## TASK REQUIREMENTS
Please output every line of the material as it stands, without the pictures.

(Collection entries)

----

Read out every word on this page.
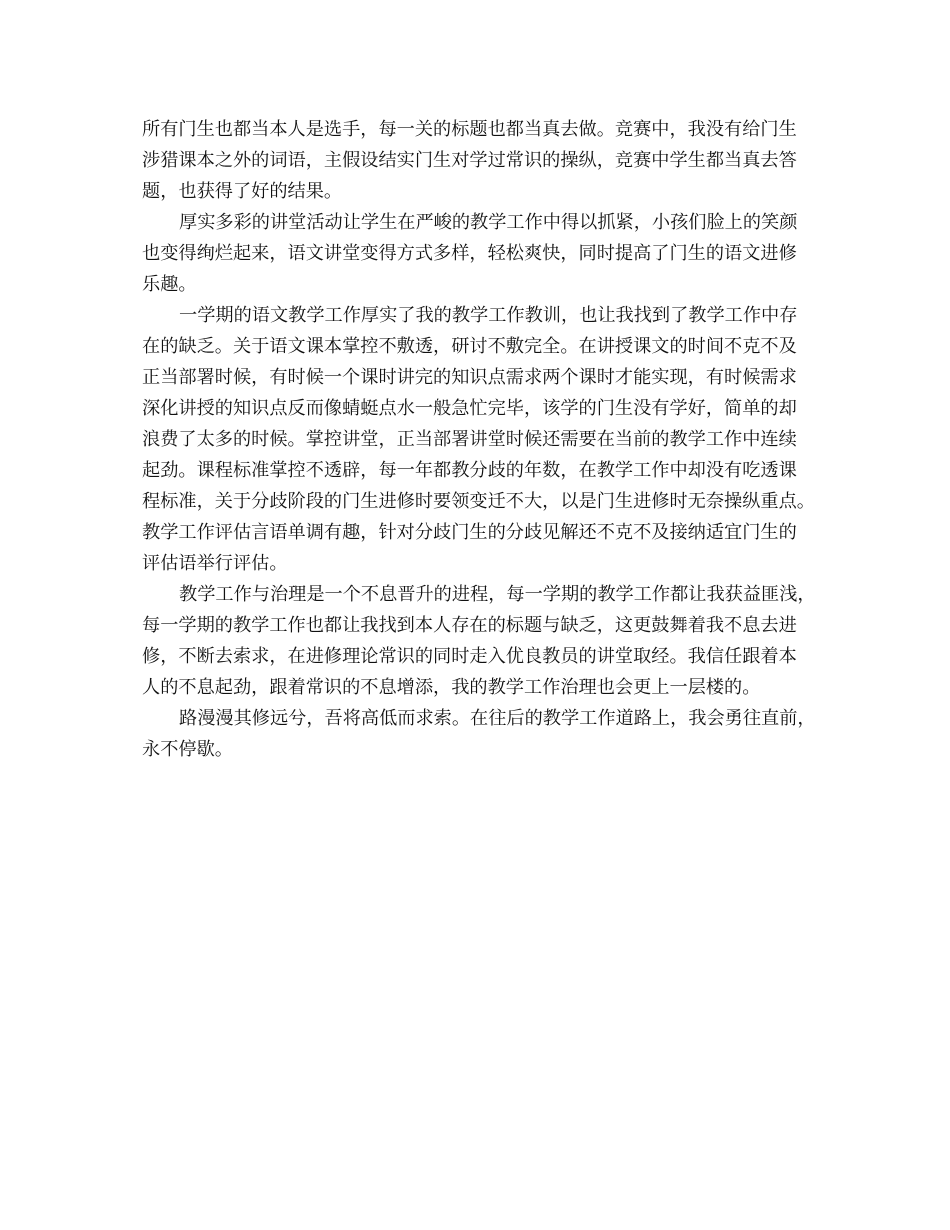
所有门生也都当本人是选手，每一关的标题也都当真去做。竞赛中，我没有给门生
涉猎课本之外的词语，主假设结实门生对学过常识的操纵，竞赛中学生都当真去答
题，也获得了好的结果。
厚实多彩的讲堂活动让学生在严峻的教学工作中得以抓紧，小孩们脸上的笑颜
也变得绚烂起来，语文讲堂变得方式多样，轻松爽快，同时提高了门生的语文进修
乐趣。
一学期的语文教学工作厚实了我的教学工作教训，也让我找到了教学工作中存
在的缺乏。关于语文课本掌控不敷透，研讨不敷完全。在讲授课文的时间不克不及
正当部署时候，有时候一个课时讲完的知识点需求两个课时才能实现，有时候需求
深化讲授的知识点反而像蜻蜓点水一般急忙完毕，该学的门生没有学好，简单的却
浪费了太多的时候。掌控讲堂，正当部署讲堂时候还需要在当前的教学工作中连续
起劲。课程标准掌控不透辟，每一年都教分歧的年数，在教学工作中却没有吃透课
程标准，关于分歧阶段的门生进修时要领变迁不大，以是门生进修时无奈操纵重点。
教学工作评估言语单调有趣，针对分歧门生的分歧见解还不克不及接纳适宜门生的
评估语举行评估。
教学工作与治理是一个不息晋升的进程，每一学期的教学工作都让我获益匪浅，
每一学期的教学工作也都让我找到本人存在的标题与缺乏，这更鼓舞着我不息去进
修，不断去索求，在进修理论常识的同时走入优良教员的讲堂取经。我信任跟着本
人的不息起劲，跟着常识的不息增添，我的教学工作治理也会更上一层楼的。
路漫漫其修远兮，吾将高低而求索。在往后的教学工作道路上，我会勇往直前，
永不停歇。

----

## EXERCISE OUTPUT
Read out every word on this page.
所有门生也都当本人是选手，每一关的标题也都当真去做。竞赛中，我没有给门生
涉猎课本之外的词语，主假设结实门生对学过常识的操纵，竞赛中学生都当真去答
题，也获得了好的结果。
厚实多彩的讲堂活动让学生在严峻的教学工作中得以抓紧，小孩们脸上的笑颜
也变得绚烂起来，语文讲堂变得方式多样，轻松爽快，同时提高了门生的语文进修
乐趣。
一学期的语文教学工作厚实了我的教学工作教训，也让我找到了教学工作中存
在的缺乏。关于语文课本掌控不敷透，研讨不敷完全。在讲授课文的时间不克不及
正当部署时候，有时候一个课时讲完的知识点需求两个课时才能实现，有时候需求
深化讲授的知识点反而像蜻蜓点水一般急忙完毕，该学的门生没有学好，简单的却
浪费了太多的时候。掌控讲堂，正当部署讲堂时候还需要在当前的教学工作中连续
起劲。课程标准掌控不透辟，每一年都教分歧的年数，在教学工作中却没有吃透课
程标准，关于分歧阶段的门生进修时要领变迁不大，以是门生进修时无奈操纵重点。
教学工作评估言语单调有趣，针对分歧门生的分歧见解还不克不及接纳适宜门生的
评估语举行评估。
教学工作与治理是一个不息晋升的进程，每一学期的教学工作都让我获益匪浅，
每一学期的教学工作也都让我找到本人存在的标题与缺乏，这更鼓舞着我不息去进
修，不断去索求，在进修理论常识的同时走入优良教员的讲堂取经。我信任跟着本
人的不息起劲，跟着常识的不息增添，我的教学工作治理也会更上一层楼的。
路漫漫其修远兮，吾将高低而求索。在往后的教学工作道路上，我会勇往直前，
永不停歇。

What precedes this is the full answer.